#### STATED PROBLEM:
Copy every line of the listing that holds the string "this".
## Start MATERIAL PROVIDED
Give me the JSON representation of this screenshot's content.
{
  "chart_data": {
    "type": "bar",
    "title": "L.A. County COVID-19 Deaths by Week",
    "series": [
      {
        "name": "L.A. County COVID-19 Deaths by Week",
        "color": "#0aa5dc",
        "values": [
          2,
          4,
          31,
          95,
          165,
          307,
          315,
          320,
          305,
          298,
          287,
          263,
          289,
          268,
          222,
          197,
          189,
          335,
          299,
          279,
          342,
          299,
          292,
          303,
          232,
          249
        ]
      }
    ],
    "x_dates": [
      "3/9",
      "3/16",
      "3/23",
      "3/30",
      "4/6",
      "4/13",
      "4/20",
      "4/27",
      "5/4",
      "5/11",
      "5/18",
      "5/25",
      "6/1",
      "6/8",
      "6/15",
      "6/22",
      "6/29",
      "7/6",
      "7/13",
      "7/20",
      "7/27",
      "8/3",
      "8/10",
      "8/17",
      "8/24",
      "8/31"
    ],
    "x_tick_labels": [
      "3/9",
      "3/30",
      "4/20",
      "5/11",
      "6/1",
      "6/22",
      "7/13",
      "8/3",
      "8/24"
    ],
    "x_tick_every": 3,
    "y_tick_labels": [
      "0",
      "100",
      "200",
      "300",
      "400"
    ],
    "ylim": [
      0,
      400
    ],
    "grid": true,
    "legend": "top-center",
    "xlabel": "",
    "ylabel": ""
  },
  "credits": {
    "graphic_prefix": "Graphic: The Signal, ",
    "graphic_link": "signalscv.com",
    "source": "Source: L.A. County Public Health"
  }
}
## End MATERIAL PROVIDED
## Start MATERIAL PROVIDED
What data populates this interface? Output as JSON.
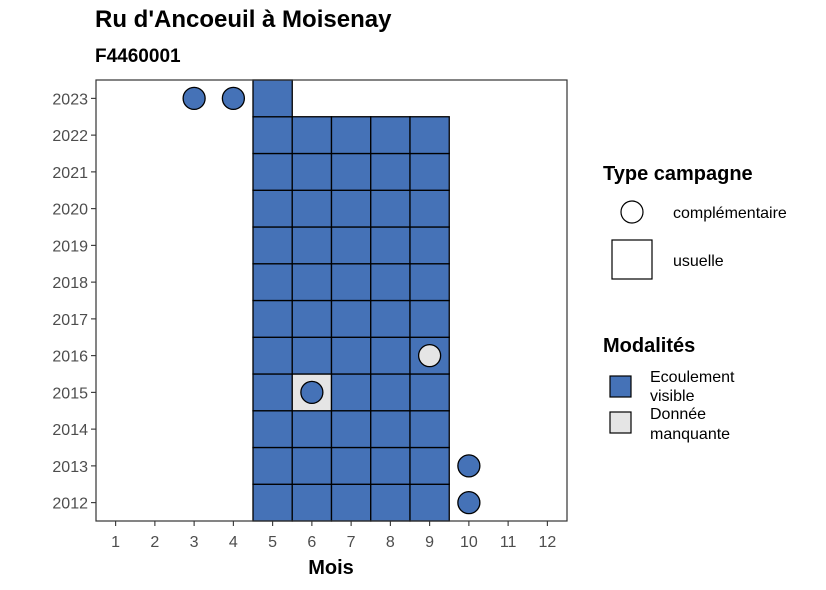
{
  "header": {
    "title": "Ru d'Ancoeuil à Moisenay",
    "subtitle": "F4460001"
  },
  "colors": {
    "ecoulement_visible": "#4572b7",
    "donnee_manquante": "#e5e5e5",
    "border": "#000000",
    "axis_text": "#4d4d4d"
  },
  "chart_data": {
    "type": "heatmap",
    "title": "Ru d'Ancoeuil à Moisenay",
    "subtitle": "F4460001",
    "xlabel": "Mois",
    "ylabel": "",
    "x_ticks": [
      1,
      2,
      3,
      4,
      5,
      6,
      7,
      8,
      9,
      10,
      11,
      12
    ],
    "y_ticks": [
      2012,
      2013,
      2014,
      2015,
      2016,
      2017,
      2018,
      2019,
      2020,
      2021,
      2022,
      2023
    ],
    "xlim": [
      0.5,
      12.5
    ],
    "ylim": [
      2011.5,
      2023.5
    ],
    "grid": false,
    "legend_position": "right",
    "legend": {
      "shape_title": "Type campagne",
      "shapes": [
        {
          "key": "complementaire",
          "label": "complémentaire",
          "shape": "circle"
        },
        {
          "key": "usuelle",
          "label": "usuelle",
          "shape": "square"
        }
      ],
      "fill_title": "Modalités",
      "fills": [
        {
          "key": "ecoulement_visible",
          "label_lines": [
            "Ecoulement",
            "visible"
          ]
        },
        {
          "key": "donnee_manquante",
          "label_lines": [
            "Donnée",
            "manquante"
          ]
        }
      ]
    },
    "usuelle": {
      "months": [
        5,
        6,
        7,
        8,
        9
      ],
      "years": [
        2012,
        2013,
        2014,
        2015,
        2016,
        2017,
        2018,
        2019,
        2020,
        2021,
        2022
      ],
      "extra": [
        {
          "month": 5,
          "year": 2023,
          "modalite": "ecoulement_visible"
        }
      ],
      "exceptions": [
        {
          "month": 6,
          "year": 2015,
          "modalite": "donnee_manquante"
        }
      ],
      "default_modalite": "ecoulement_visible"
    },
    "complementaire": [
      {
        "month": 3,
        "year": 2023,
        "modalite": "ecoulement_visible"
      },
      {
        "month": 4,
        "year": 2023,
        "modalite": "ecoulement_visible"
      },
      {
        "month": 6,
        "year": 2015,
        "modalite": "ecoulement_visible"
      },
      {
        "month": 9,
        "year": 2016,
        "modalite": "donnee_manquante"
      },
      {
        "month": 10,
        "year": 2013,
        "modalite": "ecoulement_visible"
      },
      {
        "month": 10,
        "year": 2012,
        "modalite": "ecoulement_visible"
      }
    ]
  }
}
## End MATERIAL PROVIDED
#### WRITTEN RESPONSE:
Give me the JSON representation of this screenshot's content.
What data populates this interface? Output as JSON.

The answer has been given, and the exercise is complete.